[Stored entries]

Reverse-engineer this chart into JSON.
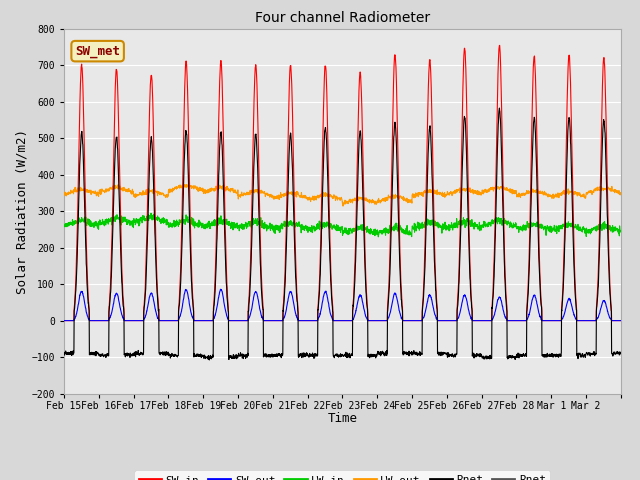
{
  "title": "Four channel Radiometer",
  "xlabel": "Time",
  "ylabel": "Solar Radiation (W/m2)",
  "ylim": [
    -200,
    800
  ],
  "yticks": [
    -200,
    -100,
    0,
    100,
    200,
    300,
    400,
    500,
    600,
    700,
    800
  ],
  "annotation": "SW_met",
  "bg_color": "#e8e8e8",
  "grid_color": "#ffffff",
  "colors": {
    "SW_in": "#ff0000",
    "SW_out": "#0000ff",
    "LW_in": "#00cc00",
    "LW_out": "#ff9900",
    "Rnet_black": "#000000",
    "Rnet_dark": "#555555"
  },
  "n_days": 16,
  "date_labels": [
    "Feb 15",
    "Feb 16",
    "Feb 17",
    "Feb 18",
    "Feb 19",
    "Feb 20",
    "Feb 21",
    "Feb 22",
    "Feb 23",
    "Feb 24",
    "Feb 25",
    "Feb 26",
    "Feb 27",
    "Feb 28",
    "Mar 1",
    "Mar 2"
  ],
  "SW_in_peak": [
    700,
    690,
    675,
    710,
    710,
    700,
    700,
    700,
    680,
    730,
    715,
    745,
    755,
    725,
    730,
    720
  ],
  "SW_out_peak": [
    80,
    75,
    75,
    85,
    85,
    80,
    80,
    80,
    70,
    75,
    70,
    70,
    65,
    70,
    60,
    55
  ],
  "LW_in_base": [
    260,
    265,
    270,
    260,
    258,
    255,
    252,
    250,
    240,
    240,
    255,
    255,
    260,
    250,
    248,
    245
  ],
  "LW_out_base": [
    345,
    350,
    340,
    355,
    350,
    340,
    335,
    330,
    320,
    325,
    340,
    345,
    350,
    340,
    338,
    348
  ],
  "Rnet_peak": [
    515,
    505,
    500,
    520,
    515,
    510,
    510,
    530,
    520,
    540,
    530,
    560,
    580,
    555,
    560,
    550
  ],
  "Rnet_night": [
    -90,
    -95,
    -90,
    -95,
    -100,
    -95,
    -95,
    -95,
    -95,
    -90,
    -90,
    -95,
    -100,
    -95,
    -95,
    -90
  ]
}
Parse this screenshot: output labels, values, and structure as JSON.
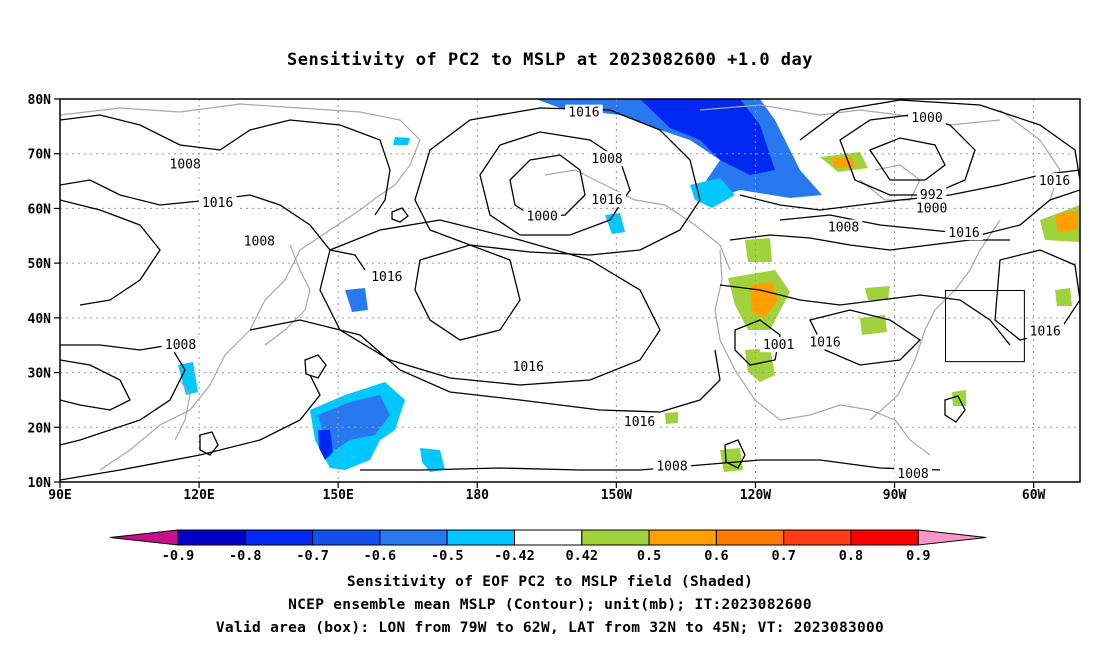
{
  "title": "Sensitivity of PC2 to MSLP at 2023082600 +1.0 day",
  "captions": [
    "Sensitivity of EOF PC2 to MSLP field (Shaded)",
    "NCEP ensemble mean MSLP (Contour); unit(mb); IT:2023082600",
    "Valid area (box): LON from 79W to 62W, LAT from 32N to 45N; VT: 2023083000"
  ],
  "map": {
    "lon_range": [
      90,
      310
    ],
    "lat_range": [
      10,
      80
    ],
    "lat_ticks": [
      {
        "value": 80,
        "label": "80N"
      },
      {
        "value": 70,
        "label": "70N"
      },
      {
        "value": 60,
        "label": "60N"
      },
      {
        "value": 50,
        "label": "50N"
      },
      {
        "value": 40,
        "label": "40N"
      },
      {
        "value": 30,
        "label": "30N"
      },
      {
        "value": 20,
        "label": "20N"
      },
      {
        "value": 10,
        "label": "10N"
      }
    ],
    "lon_ticks": [
      {
        "value": 90,
        "label": "90E"
      },
      {
        "value": 120,
        "label": "120E"
      },
      {
        "value": 150,
        "label": "150E"
      },
      {
        "value": 180,
        "label": "180"
      },
      {
        "value": 210,
        "label": "150W"
      },
      {
        "value": 240,
        "label": "120W"
      },
      {
        "value": 270,
        "label": "90W"
      },
      {
        "value": 300,
        "label": "60W"
      }
    ],
    "valid_box": {
      "lon_west": 281,
      "lon_east": 298,
      "lat_south": 32,
      "lat_north": 45
    },
    "contour_labels": [
      {
        "text": "1016",
        "lon": 203,
        "lat": 77.5
      },
      {
        "text": "1000",
        "lon": 277,
        "lat": 76.5
      },
      {
        "text": "1008",
        "lon": 117,
        "lat": 68
      },
      {
        "text": "1008",
        "lon": 208,
        "lat": 69
      },
      {
        "text": "1016",
        "lon": 124,
        "lat": 61
      },
      {
        "text": "992",
        "lon": 278,
        "lat": 62.5
      },
      {
        "text": "1000",
        "lon": 278,
        "lat": 60
      },
      {
        "text": "1016",
        "lon": 304.5,
        "lat": 65
      },
      {
        "text": "1000",
        "lon": 194,
        "lat": 58.5
      },
      {
        "text": "1016",
        "lon": 208,
        "lat": 61.5
      },
      {
        "text": "1008",
        "lon": 133,
        "lat": 54
      },
      {
        "text": "1008",
        "lon": 259,
        "lat": 56.5
      },
      {
        "text": "1016",
        "lon": 285,
        "lat": 55.5
      },
      {
        "text": "1016",
        "lon": 160.5,
        "lat": 47.5
      },
      {
        "text": "1016",
        "lon": 302.5,
        "lat": 37.5
      },
      {
        "text": "1008",
        "lon": 116,
        "lat": 35
      },
      {
        "text": "1016",
        "lon": 255,
        "lat": 35.5
      },
      {
        "text": "1001",
        "lon": 245,
        "lat": 35
      },
      {
        "text": "1016",
        "lon": 191,
        "lat": 31
      },
      {
        "text": "1016",
        "lon": 215,
        "lat": 21
      },
      {
        "text": "1008",
        "lon": 222,
        "lat": 12.8
      },
      {
        "text": "1008",
        "lon": 274,
        "lat": 11.5
      }
    ]
  },
  "colorbar": {
    "labels": [
      "-0.9",
      "-0.8",
      "-0.7",
      "-0.6",
      "-0.5",
      "-0.42",
      "0.42",
      "0.5",
      "0.6",
      "0.7",
      "0.8",
      "0.9"
    ],
    "colors": [
      "#0000c8",
      "#0028f0",
      "#1450f0",
      "#2878f0",
      "#00c8ff",
      "#ffffff",
      "#a0d23c",
      "#ffa000",
      "#ff7800",
      "#ff3c14",
      "#ff0000"
    ],
    "low_end_color": "#c8108c",
    "high_end_color": "#ff96c8"
  }
}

Your task.
Can you retype every record above exactly, leaving out the pictures?

Correct answer.
Reverse-engineer this chart into JSON.
{
  "title": "Four channel Radiometer",
  "xlabel": "Time",
  "ylabel": "Solar Radiation (W/m2)",
  "ylim": [
    -200,
    800
  ],
  "yticks": [
    -200,
    -100,
    0,
    100,
    200,
    300,
    400,
    500,
    600,
    700,
    800
  ],
  "annotation": "SW_met",
  "bg_color": "#e8e8e8",
  "grid_color": "#ffffff",
  "colors": {
    "SW_in": "#ff0000",
    "SW_out": "#0000ff",
    "LW_in": "#00cc00",
    "LW_out": "#ff9900",
    "Rnet_black": "#000000",
    "Rnet_dark": "#555555"
  },
  "n_days": 16,
  "date_labels": [
    "Feb 15",
    "Feb 16",
    "Feb 17",
    "Feb 18",
    "Feb 19",
    "Feb 20",
    "Feb 21",
    "Feb 22",
    "Feb 23",
    "Feb 24",
    "Feb 25",
    "Feb 26",
    "Feb 27",
    "Feb 28",
    "Mar 1",
    "Mar 2"
  ],
  "SW_in_peak": [
    700,
    690,
    675,
    710,
    710,
    700,
    700,
    700,
    680,
    730,
    715,
    745,
    755,
    725,
    730,
    720
  ],
  "SW_out_peak": [
    80,
    75,
    75,
    85,
    85,
    80,
    80,
    80,
    70,
    75,
    70,
    70,
    65,
    70,
    60,
    55
  ],
  "LW_in_base": [
    260,
    265,
    270,
    260,
    258,
    255,
    252,
    250,
    240,
    240,
    255,
    255,
    260,
    250,
    248,
    245
  ],
  "LW_out_base": [
    345,
    350,
    340,
    355,
    350,
    340,
    335,
    330,
    320,
    325,
    340,
    345,
    350,
    340,
    338,
    348
  ],
  "Rnet_peak": [
    515,
    505,
    500,
    520,
    515,
    510,
    510,
    530,
    520,
    540,
    530,
    560,
    580,
    555,
    560,
    550
  ],
  "Rnet_night": [
    -90,
    -95,
    -90,
    -95,
    -100,
    -95,
    -95,
    -95,
    -95,
    -90,
    -90,
    -95,
    -100,
    -95,
    -95,
    -90
  ]
}
Parse this screenshot: output labels, values, and structure as JSON.
{
  "title": "Sensitivity of PC2 to MSLP at 2023082600 +1.0 day",
  "captions": [
    "Sensitivity of EOF PC2 to MSLP field (Shaded)",
    "NCEP ensemble mean MSLP (Contour); unit(mb); IT:2023082600",
    "Valid area (box): LON from 79W to 62W, LAT from 32N to 45N; VT: 2023083000"
  ],
  "map": {
    "lon_range": [
      90,
      310
    ],
    "lat_range": [
      10,
      80
    ],
    "lat_ticks": [
      {
        "value": 80,
        "label": "80N"
      },
      {
        "value": 70,
        "label": "70N"
      },
      {
        "value": 60,
        "label": "60N"
      },
      {
        "value": 50,
        "label": "50N"
      },
      {
        "value": 40,
        "label": "40N"
      },
      {
        "value": 30,
        "label": "30N"
      },
      {
        "value": 20,
        "label": "20N"
      },
      {
        "value": 10,
        "label": "10N"
      }
    ],
    "lon_ticks": [
      {
        "value": 90,
        "label": "90E"
      },
      {
        "value": 120,
        "label": "120E"
      },
      {
        "value": 150,
        "label": "150E"
      },
      {
        "value": 180,
        "label": "180"
      },
      {
        "value": 210,
        "label": "150W"
      },
      {
        "value": 240,
        "label": "120W"
      },
      {
        "value": 270,
        "label": "90W"
      },
      {
        "value": 300,
        "label": "60W"
      }
    ],
    "valid_box": {
      "lon_west": 281,
      "lon_east": 298,
      "lat_south": 32,
      "lat_north": 45
    },
    "contour_labels": [
      {
        "text": "1016",
        "lon": 203,
        "lat": 77.5
      },
      {
        "text": "1000",
        "lon": 277,
        "lat": 76.5
      },
      {
        "text": "1008",
        "lon": 117,
        "lat": 68
      },
      {
        "text": "1008",
        "lon": 208,
        "lat": 69
      },
      {
        "text": "1016",
        "lon": 124,
        "lat": 61
      },
      {
        "text": "992",
        "lon": 278,
        "lat": 62.5
      },
      {
        "text": "1000",
        "lon": 278,
        "lat": 60
      },
      {
        "text": "1016",
        "lon": 304.5,
        "lat": 65
      },
      {
        "text": "1000",
        "lon": 194,
        "lat": 58.5
      },
      {
        "text": "1016",
        "lon": 208,
        "lat": 61.5
      },
      {
        "text": "1008",
        "lon": 133,
        "lat": 54
      },
      {
        "text": "1008",
        "lon": 259,
        "lat": 56.5
      },
      {
        "text": "1016",
        "lon": 285,
        "lat": 55.5
      },
      {
        "text": "1016",
        "lon": 160.5,
        "lat": 47.5
      },
      {
        "text": "1016",
        "lon": 302.5,
        "lat": 37.5
      },
      {
        "text": "1008",
        "lon": 116,
        "lat": 35
      },
      {
        "text": "1016",
        "lon": 255,
        "lat": 35.5
      },
      {
        "text": "1001",
        "lon": 245,
        "lat": 35
      },
      {
        "text": "1016",
        "lon": 191,
        "lat": 31
      },
      {
        "text": "1016",
        "lon": 215,
        "lat": 21
      },
      {
        "text": "1008",
        "lon": 222,
        "lat": 12.8
      },
      {
        "text": "1008",
        "lon": 274,
        "lat": 11.5
      }
    ]
  },
  "colorbar": {
    "labels": [
      "-0.9",
      "-0.8",
      "-0.7",
      "-0.6",
      "-0.5",
      "-0.42",
      "0.42",
      "0.5",
      "0.6",
      "0.7",
      "0.8",
      "0.9"
    ],
    "colors": [
      "#0000c8",
      "#0028f0",
      "#1450f0",
      "#2878f0",
      "#00c8ff",
      "#ffffff",
      "#a0d23c",
      "#ffa000",
      "#ff7800",
      "#ff3c14",
      "#ff0000"
    ],
    "low_end_color": "#c8108c",
    "high_end_color": "#ff96c8"
  }
}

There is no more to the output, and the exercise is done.